**DATA LISTING:**
[start]

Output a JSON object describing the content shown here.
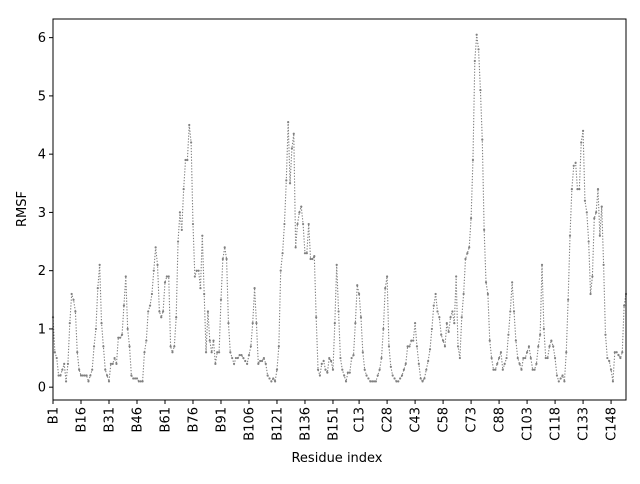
{
  "chart_data": {
    "type": "line",
    "title": "",
    "xlabel": "Residue index",
    "ylabel": "RMSF",
    "xlim": [
      0,
      307
    ],
    "ylim": [
      -0.22,
      6.32
    ],
    "yticks": [
      0,
      1,
      2,
      3,
      4,
      5,
      6
    ],
    "grid": false,
    "legend": "none",
    "x_tick_positions": [
      0,
      15,
      30,
      45,
      60,
      75,
      90,
      105,
      120,
      135,
      150,
      164,
      179,
      194,
      209,
      224,
      239,
      254,
      269,
      284,
      299
    ],
    "x_tick_labels": [
      "B1",
      "B16",
      "B31",
      "B46",
      "B61",
      "B76",
      "B91",
      "B106",
      "B121",
      "B136",
      "B151",
      "C13",
      "C28",
      "C43",
      "C58",
      "C73",
      "C88",
      "C103",
      "C118",
      "C133",
      "C148"
    ],
    "series": [
      {
        "name": "",
        "color": "#808080",
        "line_style": "dotted",
        "marker": "point",
        "values": [
          1.2,
          0.6,
          0.5,
          0.2,
          0.2,
          0.3,
          0.4,
          0.1,
          0.4,
          1.1,
          1.6,
          1.5,
          1.3,
          0.6,
          0.3,
          0.2,
          0.2,
          0.2,
          0.2,
          0.1,
          0.2,
          0.3,
          0.7,
          1.0,
          1.7,
          2.1,
          1.1,
          0.7,
          0.3,
          0.2,
          0.1,
          0.4,
          0.4,
          0.5,
          0.4,
          0.85,
          0.85,
          0.9,
          1.4,
          1.9,
          1.0,
          0.7,
          0.2,
          0.15,
          0.15,
          0.15,
          0.1,
          0.1,
          0.1,
          0.6,
          0.8,
          1.3,
          1.4,
          1.6,
          2.0,
          2.4,
          2.1,
          1.3,
          1.2,
          1.3,
          1.8,
          1.9,
          1.9,
          0.7,
          0.6,
          0.7,
          1.2,
          2.5,
          3.0,
          2.7,
          3.4,
          3.9,
          3.9,
          4.5,
          4.2,
          2.8,
          1.9,
          2.0,
          2.0,
          1.7,
          2.6,
          1.6,
          0.6,
          1.3,
          0.8,
          0.6,
          0.8,
          0.4,
          0.6,
          0.6,
          1.5,
          2.2,
          2.4,
          2.2,
          1.1,
          0.6,
          0.5,
          0.4,
          0.5,
          0.5,
          0.55,
          0.55,
          0.5,
          0.45,
          0.4,
          0.55,
          0.7,
          1.1,
          1.7,
          1.1,
          0.4,
          0.45,
          0.45,
          0.5,
          0.4,
          0.2,
          0.15,
          0.1,
          0.15,
          0.1,
          0.3,
          0.7,
          2.0,
          2.3,
          2.8,
          3.55,
          4.55,
          3.5,
          4.1,
          4.35,
          2.4,
          2.8,
          3.0,
          3.1,
          2.8,
          2.3,
          2.3,
          2.8,
          2.2,
          2.2,
          2.25,
          1.2,
          0.3,
          0.2,
          0.4,
          0.45,
          0.3,
          0.25,
          0.5,
          0.45,
          0.3,
          1.1,
          2.1,
          1.3,
          0.5,
          0.3,
          0.2,
          0.1,
          0.25,
          0.25,
          0.5,
          0.55,
          1.1,
          1.75,
          1.6,
          1.2,
          0.6,
          0.3,
          0.2,
          0.15,
          0.1,
          0.1,
          0.1,
          0.1,
          0.2,
          0.3,
          0.5,
          1.0,
          1.7,
          1.9,
          0.7,
          0.35,
          0.2,
          0.15,
          0.1,
          0.1,
          0.15,
          0.2,
          0.3,
          0.4,
          0.7,
          0.7,
          0.8,
          0.8,
          1.1,
          0.7,
          0.4,
          0.15,
          0.1,
          0.15,
          0.3,
          0.45,
          0.65,
          1.0,
          1.4,
          1.6,
          1.3,
          1.2,
          0.9,
          0.8,
          0.7,
          1.1,
          0.95,
          1.2,
          1.3,
          1.1,
          1.9,
          0.7,
          0.5,
          1.2,
          1.6,
          2.2,
          2.3,
          2.4,
          2.9,
          3.9,
          5.6,
          6.05,
          5.8,
          5.1,
          4.25,
          2.7,
          1.8,
          1.6,
          0.8,
          0.5,
          0.3,
          0.3,
          0.4,
          0.5,
          0.6,
          0.3,
          0.4,
          0.5,
          0.9,
          1.3,
          1.8,
          1.3,
          0.8,
          0.5,
          0.4,
          0.3,
          0.5,
          0.5,
          0.6,
          0.7,
          0.5,
          0.3,
          0.3,
          0.4,
          0.7,
          0.9,
          2.1,
          1.0,
          0.5,
          0.5,
          0.7,
          0.8,
          0.7,
          0.5,
          0.2,
          0.1,
          0.15,
          0.2,
          0.1,
          0.6,
          1.5,
          2.6,
          3.4,
          3.8,
          3.85,
          3.4,
          3.4,
          4.2,
          4.4,
          3.2,
          3.0,
          2.5,
          1.6,
          1.9,
          2.9,
          3.0,
          3.4,
          2.6,
          3.1,
          2.1,
          0.9,
          0.5,
          0.45,
          0.3,
          0.1,
          0.6,
          0.6,
          0.55,
          0.5,
          0.6,
          1.4,
          1.6
        ]
      }
    ]
  }
}
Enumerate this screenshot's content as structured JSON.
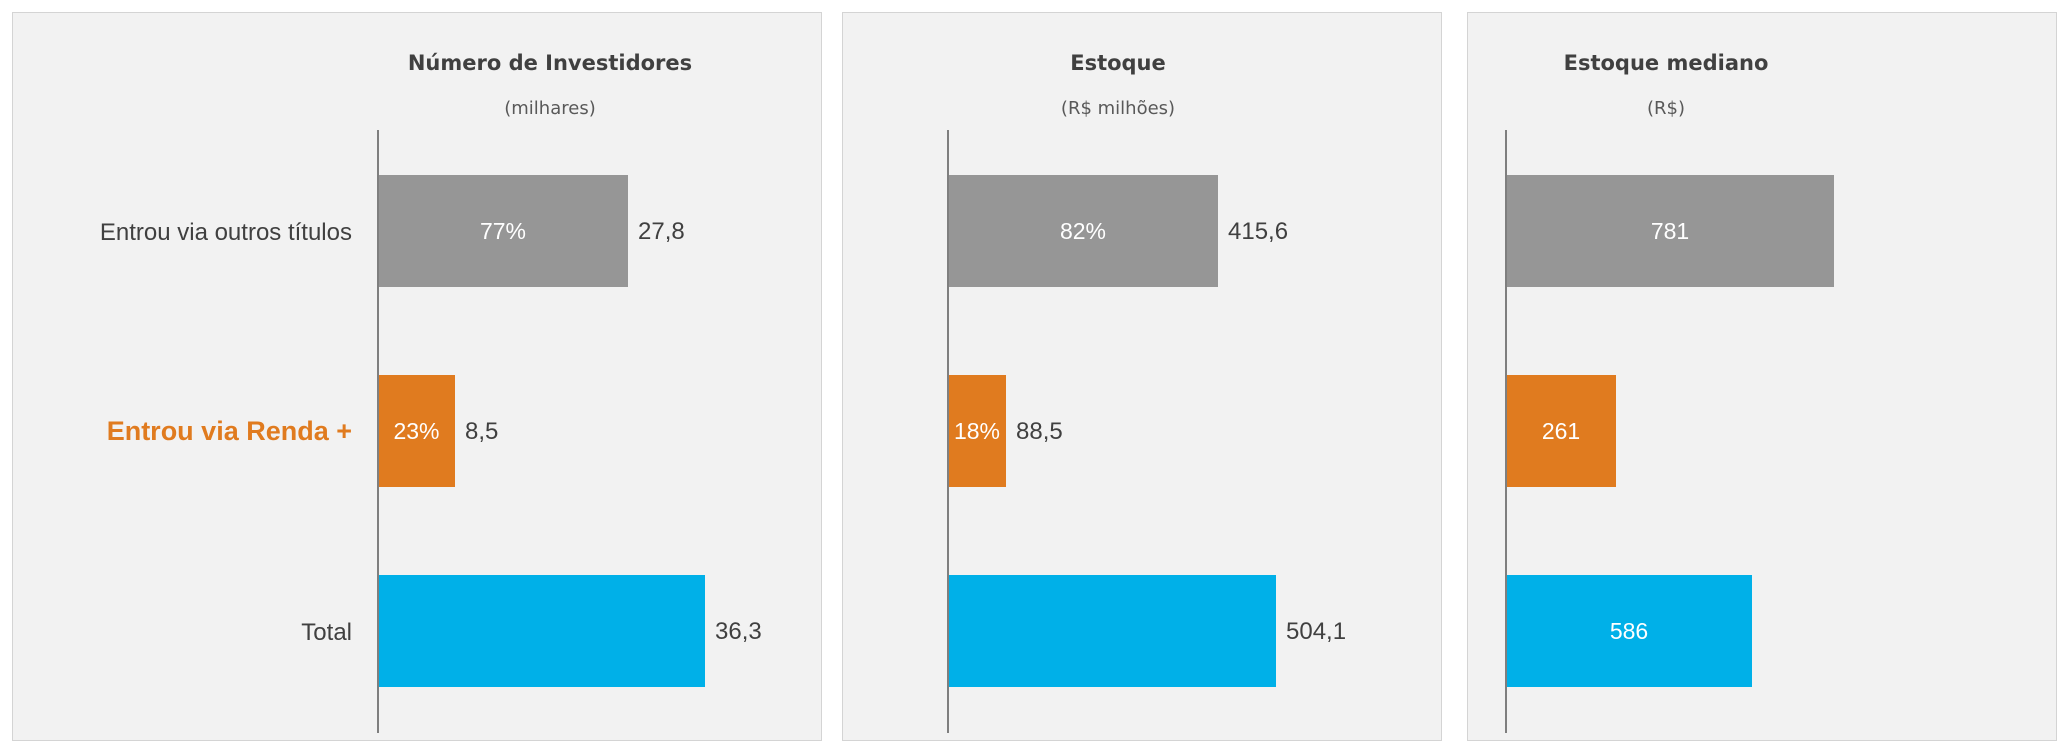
{
  "chart_data": [
    {
      "type": "bar",
      "orientation": "horizontal",
      "title": "Número de Investidores",
      "subtitle": "(milhares)",
      "categories": [
        "Entrou via outros títulos",
        "Entrou via Renda +",
        "Total"
      ],
      "highlight_category": "Entrou via Renda +",
      "values": [
        27.8,
        8.5,
        36.3
      ],
      "value_labels": [
        "27,8",
        "8,5",
        "36,3"
      ],
      "share_labels": [
        "77%",
        "23%",
        ""
      ],
      "colors": [
        "#969696",
        "#e07b1f",
        "#00b0e8"
      ],
      "xlim": [
        0,
        36.3
      ]
    },
    {
      "type": "bar",
      "orientation": "horizontal",
      "title": "Estoque",
      "subtitle": "(R$ milhões)",
      "categories": [
        "Entrou via outros títulos",
        "Entrou via Renda +",
        "Total"
      ],
      "values": [
        415.6,
        88.5,
        504.1
      ],
      "value_labels": [
        "415,6",
        "88,5",
        "504,1"
      ],
      "share_labels": [
        "82%",
        "18%",
        ""
      ],
      "colors": [
        "#969696",
        "#e07b1f",
        "#00b0e8"
      ],
      "xlim": [
        0,
        504.1
      ]
    },
    {
      "type": "bar",
      "orientation": "horizontal",
      "title": "Estoque mediano",
      "subtitle": "(R$)",
      "categories": [
        "Entrou via outros títulos",
        "Entrou via Renda +",
        "Total"
      ],
      "values": [
        781,
        261,
        586
      ],
      "value_labels": [
        "781",
        "261",
        "586"
      ],
      "share_labels": [
        "",
        "",
        ""
      ],
      "colors": [
        "#969696",
        "#e07b1f",
        "#00b0e8"
      ],
      "xlim": [
        0,
        781
      ]
    }
  ]
}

[end]

**STATED PROBLEM:** Out of the material above, select every line that holds the string "subtitle".

**RESULT OF THIS TASK:**
      "subtitle": "(milhares)",
      "subtitle": "(R$ milhões)",
      "subtitle": "(R$)",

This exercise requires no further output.